[WORK REQUIRED]
Give the records back in full, exactly as they read.

[EXTRACTED RECORDS]
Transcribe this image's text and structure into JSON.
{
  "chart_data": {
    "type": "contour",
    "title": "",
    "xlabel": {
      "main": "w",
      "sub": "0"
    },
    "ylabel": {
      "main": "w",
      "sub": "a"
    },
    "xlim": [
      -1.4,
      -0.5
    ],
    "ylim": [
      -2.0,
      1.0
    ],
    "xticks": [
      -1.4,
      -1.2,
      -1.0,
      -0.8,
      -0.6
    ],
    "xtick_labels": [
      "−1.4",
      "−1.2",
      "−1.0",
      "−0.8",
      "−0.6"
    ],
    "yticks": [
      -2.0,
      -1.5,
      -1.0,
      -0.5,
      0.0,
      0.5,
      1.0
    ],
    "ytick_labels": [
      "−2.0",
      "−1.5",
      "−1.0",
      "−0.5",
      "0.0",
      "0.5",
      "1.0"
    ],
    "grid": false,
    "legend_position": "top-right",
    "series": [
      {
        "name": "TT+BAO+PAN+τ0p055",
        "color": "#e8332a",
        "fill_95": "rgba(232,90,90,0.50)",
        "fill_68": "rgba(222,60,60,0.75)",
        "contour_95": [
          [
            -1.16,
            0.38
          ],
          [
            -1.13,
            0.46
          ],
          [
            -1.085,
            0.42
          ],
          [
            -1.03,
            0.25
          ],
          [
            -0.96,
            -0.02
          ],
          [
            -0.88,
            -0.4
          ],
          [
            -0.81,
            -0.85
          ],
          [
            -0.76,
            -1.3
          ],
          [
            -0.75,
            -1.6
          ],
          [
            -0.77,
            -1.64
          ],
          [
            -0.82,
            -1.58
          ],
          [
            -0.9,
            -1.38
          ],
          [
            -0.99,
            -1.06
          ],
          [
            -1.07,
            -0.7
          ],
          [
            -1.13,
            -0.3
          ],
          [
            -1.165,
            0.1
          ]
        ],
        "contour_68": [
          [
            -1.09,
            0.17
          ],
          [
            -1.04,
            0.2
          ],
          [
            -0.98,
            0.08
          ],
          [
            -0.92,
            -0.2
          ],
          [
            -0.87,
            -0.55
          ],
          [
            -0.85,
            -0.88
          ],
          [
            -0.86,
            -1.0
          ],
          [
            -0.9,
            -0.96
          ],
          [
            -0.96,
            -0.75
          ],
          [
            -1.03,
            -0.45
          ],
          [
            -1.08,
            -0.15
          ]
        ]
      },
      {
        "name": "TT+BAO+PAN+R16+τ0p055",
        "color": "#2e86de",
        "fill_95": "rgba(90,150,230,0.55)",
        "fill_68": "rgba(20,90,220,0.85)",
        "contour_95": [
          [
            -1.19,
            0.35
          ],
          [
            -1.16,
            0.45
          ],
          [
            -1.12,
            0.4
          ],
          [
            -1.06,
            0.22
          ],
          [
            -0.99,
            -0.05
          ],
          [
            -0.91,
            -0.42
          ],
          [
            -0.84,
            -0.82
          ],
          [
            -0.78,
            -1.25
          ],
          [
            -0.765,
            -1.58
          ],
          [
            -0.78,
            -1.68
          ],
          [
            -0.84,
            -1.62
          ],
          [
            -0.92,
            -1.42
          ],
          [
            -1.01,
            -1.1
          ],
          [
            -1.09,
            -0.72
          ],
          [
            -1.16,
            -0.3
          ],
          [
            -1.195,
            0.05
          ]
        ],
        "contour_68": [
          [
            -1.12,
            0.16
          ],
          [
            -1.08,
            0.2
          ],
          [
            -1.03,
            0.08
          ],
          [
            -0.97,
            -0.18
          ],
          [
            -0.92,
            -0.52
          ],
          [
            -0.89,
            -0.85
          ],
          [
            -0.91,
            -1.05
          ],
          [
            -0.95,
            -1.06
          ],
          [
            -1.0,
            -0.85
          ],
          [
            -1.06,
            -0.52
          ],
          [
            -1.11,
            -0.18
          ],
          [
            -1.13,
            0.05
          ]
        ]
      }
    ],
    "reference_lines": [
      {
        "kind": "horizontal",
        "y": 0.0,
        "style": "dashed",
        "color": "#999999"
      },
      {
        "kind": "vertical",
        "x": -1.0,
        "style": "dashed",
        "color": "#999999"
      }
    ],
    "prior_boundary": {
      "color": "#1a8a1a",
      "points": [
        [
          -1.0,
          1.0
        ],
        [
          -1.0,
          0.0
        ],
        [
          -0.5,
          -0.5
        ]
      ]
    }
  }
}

[RESULT]
Transcribe this image's text and structure into JSON.
{
  "chart_data": {
    "type": "contour",
    "title": "",
    "xlabel": {
      "main": "w",
      "sub": "0"
    },
    "ylabel": {
      "main": "w",
      "sub": "a"
    },
    "xlim": [
      -1.4,
      -0.5
    ],
    "ylim": [
      -2.0,
      1.0
    ],
    "xticks": [
      -1.4,
      -1.2,
      -1.0,
      -0.8,
      -0.6
    ],
    "xtick_labels": [
      "−1.4",
      "−1.2",
      "−1.0",
      "−0.8",
      "−0.6"
    ],
    "yticks": [
      -2.0,
      -1.5,
      -1.0,
      -0.5,
      0.0,
      0.5,
      1.0
    ],
    "ytick_labels": [
      "−2.0",
      "−1.5",
      "−1.0",
      "−0.5",
      "0.0",
      "0.5",
      "1.0"
    ],
    "grid": false,
    "legend_position": "top-right",
    "series": [
      {
        "name": "TT+BAO+PAN+τ0p055",
        "color": "#e8332a",
        "fill_95": "rgba(232,90,90,0.50)",
        "fill_68": "rgba(222,60,60,0.75)",
        "contour_95": [
          [
            -1.16,
            0.38
          ],
          [
            -1.13,
            0.46
          ],
          [
            -1.085,
            0.42
          ],
          [
            -1.03,
            0.25
          ],
          [
            -0.96,
            -0.02
          ],
          [
            -0.88,
            -0.4
          ],
          [
            -0.81,
            -0.85
          ],
          [
            -0.76,
            -1.3
          ],
          [
            -0.75,
            -1.6
          ],
          [
            -0.77,
            -1.64
          ],
          [
            -0.82,
            -1.58
          ],
          [
            -0.9,
            -1.38
          ],
          [
            -0.99,
            -1.06
          ],
          [
            -1.07,
            -0.7
          ],
          [
            -1.13,
            -0.3
          ],
          [
            -1.165,
            0.1
          ]
        ],
        "contour_68": [
          [
            -1.09,
            0.17
          ],
          [
            -1.04,
            0.2
          ],
          [
            -0.98,
            0.08
          ],
          [
            -0.92,
            -0.2
          ],
          [
            -0.87,
            -0.55
          ],
          [
            -0.85,
            -0.88
          ],
          [
            -0.86,
            -1.0
          ],
          [
            -0.9,
            -0.96
          ],
          [
            -0.96,
            -0.75
          ],
          [
            -1.03,
            -0.45
          ],
          [
            -1.08,
            -0.15
          ]
        ]
      },
      {
        "name": "TT+BAO+PAN+R16+τ0p055",
        "color": "#2e86de",
        "fill_95": "rgba(90,150,230,0.55)",
        "fill_68": "rgba(20,90,220,0.85)",
        "contour_95": [
          [
            -1.19,
            0.35
          ],
          [
            -1.16,
            0.45
          ],
          [
            -1.12,
            0.4
          ],
          [
            -1.06,
            0.22
          ],
          [
            -0.99,
            -0.05
          ],
          [
            -0.91,
            -0.42
          ],
          [
            -0.84,
            -0.82
          ],
          [
            -0.78,
            -1.25
          ],
          [
            -0.765,
            -1.58
          ],
          [
            -0.78,
            -1.68
          ],
          [
            -0.84,
            -1.62
          ],
          [
            -0.92,
            -1.42
          ],
          [
            -1.01,
            -1.1
          ],
          [
            -1.09,
            -0.72
          ],
          [
            -1.16,
            -0.3
          ],
          [
            -1.195,
            0.05
          ]
        ],
        "contour_68": [
          [
            -1.12,
            0.16
          ],
          [
            -1.08,
            0.2
          ],
          [
            -1.03,
            0.08
          ],
          [
            -0.97,
            -0.18
          ],
          [
            -0.92,
            -0.52
          ],
          [
            -0.89,
            -0.85
          ],
          [
            -0.91,
            -1.05
          ],
          [
            -0.95,
            -1.06
          ],
          [
            -1.0,
            -0.85
          ],
          [
            -1.06,
            -0.52
          ],
          [
            -1.11,
            -0.18
          ],
          [
            -1.13,
            0.05
          ]
        ]
      }
    ],
    "reference_lines": [
      {
        "kind": "horizontal",
        "y": 0.0,
        "style": "dashed",
        "color": "#999999"
      },
      {
        "kind": "vertical",
        "x": -1.0,
        "style": "dashed",
        "color": "#999999"
      }
    ],
    "prior_boundary": {
      "color": "#1a8a1a",
      "points": [
        [
          -1.0,
          1.0
        ],
        [
          -1.0,
          0.0
        ],
        [
          -0.5,
          -0.5
        ]
      ]
    }
  }
}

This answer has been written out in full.